====== Data records

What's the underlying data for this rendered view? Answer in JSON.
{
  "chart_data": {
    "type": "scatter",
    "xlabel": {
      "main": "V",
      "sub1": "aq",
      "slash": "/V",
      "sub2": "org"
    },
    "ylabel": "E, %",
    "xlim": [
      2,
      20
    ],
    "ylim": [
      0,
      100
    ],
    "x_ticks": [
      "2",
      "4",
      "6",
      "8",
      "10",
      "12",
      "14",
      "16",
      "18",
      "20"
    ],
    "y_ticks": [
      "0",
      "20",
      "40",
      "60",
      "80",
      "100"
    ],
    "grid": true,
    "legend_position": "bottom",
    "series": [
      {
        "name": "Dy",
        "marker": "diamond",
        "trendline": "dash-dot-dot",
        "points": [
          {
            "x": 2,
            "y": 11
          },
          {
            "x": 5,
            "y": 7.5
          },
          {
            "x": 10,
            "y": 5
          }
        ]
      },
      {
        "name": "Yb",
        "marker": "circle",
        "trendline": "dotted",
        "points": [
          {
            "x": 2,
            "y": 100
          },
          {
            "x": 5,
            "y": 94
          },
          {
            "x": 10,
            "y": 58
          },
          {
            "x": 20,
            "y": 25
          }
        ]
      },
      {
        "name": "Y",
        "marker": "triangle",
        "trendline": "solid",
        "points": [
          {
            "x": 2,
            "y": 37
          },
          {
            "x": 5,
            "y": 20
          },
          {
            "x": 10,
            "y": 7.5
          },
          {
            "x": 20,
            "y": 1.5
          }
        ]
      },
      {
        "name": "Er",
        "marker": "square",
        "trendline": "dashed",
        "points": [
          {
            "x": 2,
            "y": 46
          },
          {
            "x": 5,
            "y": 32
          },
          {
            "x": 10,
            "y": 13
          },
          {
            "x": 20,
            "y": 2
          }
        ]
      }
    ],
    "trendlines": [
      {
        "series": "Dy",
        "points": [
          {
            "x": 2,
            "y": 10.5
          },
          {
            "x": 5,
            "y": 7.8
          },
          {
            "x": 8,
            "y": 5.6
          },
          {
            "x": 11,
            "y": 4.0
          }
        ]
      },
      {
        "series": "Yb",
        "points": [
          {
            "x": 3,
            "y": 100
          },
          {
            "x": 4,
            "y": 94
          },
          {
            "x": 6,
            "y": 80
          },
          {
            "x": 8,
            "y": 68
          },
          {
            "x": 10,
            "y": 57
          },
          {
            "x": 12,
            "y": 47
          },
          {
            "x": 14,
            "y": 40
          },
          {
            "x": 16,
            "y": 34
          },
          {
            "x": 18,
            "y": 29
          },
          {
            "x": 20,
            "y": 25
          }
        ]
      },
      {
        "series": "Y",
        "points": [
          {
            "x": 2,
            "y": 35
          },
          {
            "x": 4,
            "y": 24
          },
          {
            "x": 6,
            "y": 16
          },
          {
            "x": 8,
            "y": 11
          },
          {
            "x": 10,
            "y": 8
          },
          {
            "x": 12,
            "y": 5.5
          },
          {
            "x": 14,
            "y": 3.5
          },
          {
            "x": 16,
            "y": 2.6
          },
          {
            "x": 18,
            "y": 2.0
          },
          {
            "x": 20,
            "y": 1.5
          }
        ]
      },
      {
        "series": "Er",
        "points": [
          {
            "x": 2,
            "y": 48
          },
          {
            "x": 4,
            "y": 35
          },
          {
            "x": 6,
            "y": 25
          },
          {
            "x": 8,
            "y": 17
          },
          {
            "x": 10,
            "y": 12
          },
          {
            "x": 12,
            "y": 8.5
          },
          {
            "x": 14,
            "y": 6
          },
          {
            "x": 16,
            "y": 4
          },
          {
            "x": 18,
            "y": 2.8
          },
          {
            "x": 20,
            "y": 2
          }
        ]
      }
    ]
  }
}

============

### Prompt
Reproduce the data, keeping every line exactly the same.

### Result of the exercise
What's the underlying data for this rendered view? Answer in JSON.
{
  "chart_data": {
    "type": "scatter",
    "xlabel": {
      "main": "V",
      "sub1": "aq",
      "slash": "/V",
      "sub2": "org"
    },
    "ylabel": "E, %",
    "xlim": [
      2,
      20
    ],
    "ylim": [
      0,
      100
    ],
    "x_ticks": [
      "2",
      "4",
      "6",
      "8",
      "10",
      "12",
      "14",
      "16",
      "18",
      "20"
    ],
    "y_ticks": [
      "0",
      "20",
      "40",
      "60",
      "80",
      "100"
    ],
    "grid": true,
    "legend_position": "bottom",
    "series": [
      {
        "name": "Dy",
        "marker": "diamond",
        "trendline": "dash-dot-dot",
        "points": [
          {
            "x": 2,
            "y": 11
          },
          {
            "x": 5,
            "y": 7.5
          },
          {
            "x": 10,
            "y": 5
          }
        ]
      },
      {
        "name": "Yb",
        "marker": "circle",
        "trendline": "dotted",
        "points": [
          {
            "x": 2,
            "y": 100
          },
          {
            "x": 5,
            "y": 94
          },
          {
            "x": 10,
            "y": 58
          },
          {
            "x": 20,
            "y": 25
          }
        ]
      },
      {
        "name": "Y",
        "marker": "triangle",
        "trendline": "solid",
        "points": [
          {
            "x": 2,
            "y": 37
          },
          {
            "x": 5,
            "y": 20
          },
          {
            "x": 10,
            "y": 7.5
          },
          {
            "x": 20,
            "y": 1.5
          }
        ]
      },
      {
        "name": "Er",
        "marker": "square",
        "trendline": "dashed",
        "points": [
          {
            "x": 2,
            "y": 46
          },
          {
            "x": 5,
            "y": 32
          },
          {
            "x": 10,
            "y": 13
          },
          {
            "x": 20,
            "y": 2
          }
        ]
      }
    ],
    "trendlines": [
      {
        "series": "Dy",
        "points": [
          {
            "x": 2,
            "y": 10.5
          },
          {
            "x": 5,
            "y": 7.8
          },
          {
            "x": 8,
            "y": 5.6
          },
          {
            "x": 11,
            "y": 4.0
          }
        ]
      },
      {
        "series": "Yb",
        "points": [
          {
            "x": 3,
            "y": 100
          },
          {
            "x": 4,
            "y": 94
          },
          {
            "x": 6,
            "y": 80
          },
          {
            "x": 8,
            "y": 68
          },
          {
            "x": 10,
            "y": 57
          },
          {
            "x": 12,
            "y": 47
          },
          {
            "x": 14,
            "y": 40
          },
          {
            "x": 16,
            "y": 34
          },
          {
            "x": 18,
            "y": 29
          },
          {
            "x": 20,
            "y": 25
          }
        ]
      },
      {
        "series": "Y",
        "points": [
          {
            "x": 2,
            "y": 35
          },
          {
            "x": 4,
            "y": 24
          },
          {
            "x": 6,
            "y": 16
          },
          {
            "x": 8,
            "y": 11
          },
          {
            "x": 10,
            "y": 8
          },
          {
            "x": 12,
            "y": 5.5
          },
          {
            "x": 14,
            "y": 3.5
          },
          {
            "x": 16,
            "y": 2.6
          },
          {
            "x": 18,
            "y": 2.0
          },
          {
            "x": 20,
            "y": 1.5
          }
        ]
      },
      {
        "series": "Er",
        "points": [
          {
            "x": 2,
            "y": 48
          },
          {
            "x": 4,
            "y": 35
          },
          {
            "x": 6,
            "y": 25
          },
          {
            "x": 8,
            "y": 17
          },
          {
            "x": 10,
            "y": 12
          },
          {
            "x": 12,
            "y": 8.5
          },
          {
            "x": 14,
            "y": 6
          },
          {
            "x": 16,
            "y": 4
          },
          {
            "x": 18,
            "y": 2.8
          },
          {
            "x": 20,
            "y": 2
          }
        ]
      }
    ]
  }
}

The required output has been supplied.